• TASK OBJECTIVE
Which lines below hold the word "this"? Report each one.
======== TASK DATA ========
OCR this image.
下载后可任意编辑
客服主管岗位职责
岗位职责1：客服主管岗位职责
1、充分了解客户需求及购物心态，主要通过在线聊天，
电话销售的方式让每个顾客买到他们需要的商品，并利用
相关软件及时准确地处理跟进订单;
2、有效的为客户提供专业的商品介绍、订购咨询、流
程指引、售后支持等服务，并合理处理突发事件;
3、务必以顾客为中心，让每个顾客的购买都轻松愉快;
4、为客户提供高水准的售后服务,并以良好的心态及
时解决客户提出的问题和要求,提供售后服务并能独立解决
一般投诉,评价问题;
========
======== TASK DATA ========
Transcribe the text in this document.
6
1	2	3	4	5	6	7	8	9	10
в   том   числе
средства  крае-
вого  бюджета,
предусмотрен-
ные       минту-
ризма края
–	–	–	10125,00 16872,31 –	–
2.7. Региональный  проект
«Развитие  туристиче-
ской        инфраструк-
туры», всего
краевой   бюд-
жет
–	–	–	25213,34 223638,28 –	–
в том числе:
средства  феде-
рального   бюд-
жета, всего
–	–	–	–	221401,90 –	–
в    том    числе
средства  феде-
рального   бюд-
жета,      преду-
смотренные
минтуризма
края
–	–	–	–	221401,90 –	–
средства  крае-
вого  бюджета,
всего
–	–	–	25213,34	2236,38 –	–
========
• THE REPLY
OCR this image.
Transcribe the text in this document.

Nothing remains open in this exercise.